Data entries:
-- start --
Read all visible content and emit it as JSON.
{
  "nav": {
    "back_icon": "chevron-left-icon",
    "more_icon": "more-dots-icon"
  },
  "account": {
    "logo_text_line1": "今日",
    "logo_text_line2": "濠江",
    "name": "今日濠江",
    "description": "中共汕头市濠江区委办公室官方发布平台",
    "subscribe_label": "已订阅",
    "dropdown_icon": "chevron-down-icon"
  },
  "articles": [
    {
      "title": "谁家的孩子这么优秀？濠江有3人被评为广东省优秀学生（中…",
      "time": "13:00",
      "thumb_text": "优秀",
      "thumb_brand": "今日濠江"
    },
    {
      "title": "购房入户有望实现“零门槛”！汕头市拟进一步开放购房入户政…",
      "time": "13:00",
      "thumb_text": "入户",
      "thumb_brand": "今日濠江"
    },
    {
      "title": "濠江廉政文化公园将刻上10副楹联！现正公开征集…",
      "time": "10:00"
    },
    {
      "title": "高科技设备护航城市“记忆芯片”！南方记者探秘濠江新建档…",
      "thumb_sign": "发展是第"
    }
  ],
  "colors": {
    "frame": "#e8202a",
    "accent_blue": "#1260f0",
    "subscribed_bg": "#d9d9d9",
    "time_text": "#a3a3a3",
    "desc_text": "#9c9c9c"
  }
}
-- end --
_TASK_
Each record above should be restated word for word.

_SOLUTION TO THE PROBLEM_
Read all visible content and emit it as JSON.
{
  "nav": {
    "back_icon": "chevron-left-icon",
    "more_icon": "more-dots-icon"
  },
  "account": {
    "logo_text_line1": "今日",
    "logo_text_line2": "濠江",
    "name": "今日濠江",
    "description": "中共汕头市濠江区委办公室官方发布平台",
    "subscribe_label": "已订阅",
    "dropdown_icon": "chevron-down-icon"
  },
  "articles": [
    {
      "title": "谁家的孩子这么优秀？濠江有3人被评为广东省优秀学生（中…",
      "time": "13:00",
      "thumb_text": "优秀",
      "thumb_brand": "今日濠江"
    },
    {
      "title": "购房入户有望实现“零门槛”！汕头市拟进一步开放购房入户政…",
      "time": "13:00",
      "thumb_text": "入户",
      "thumb_brand": "今日濠江"
    },
    {
      "title": "濠江廉政文化公园将刻上10副楹联！现正公开征集…",
      "time": "10:00"
    },
    {
      "title": "高科技设备护航城市“记忆芯片”！南方记者探秘濠江新建档…",
      "thumb_sign": "发展是第"
    }
  ],
  "colors": {
    "frame": "#e8202a",
    "accent_blue": "#1260f0",
    "subscribed_bg": "#d9d9d9",
    "time_text": "#a3a3a3",
    "desc_text": "#9c9c9c"
  }
}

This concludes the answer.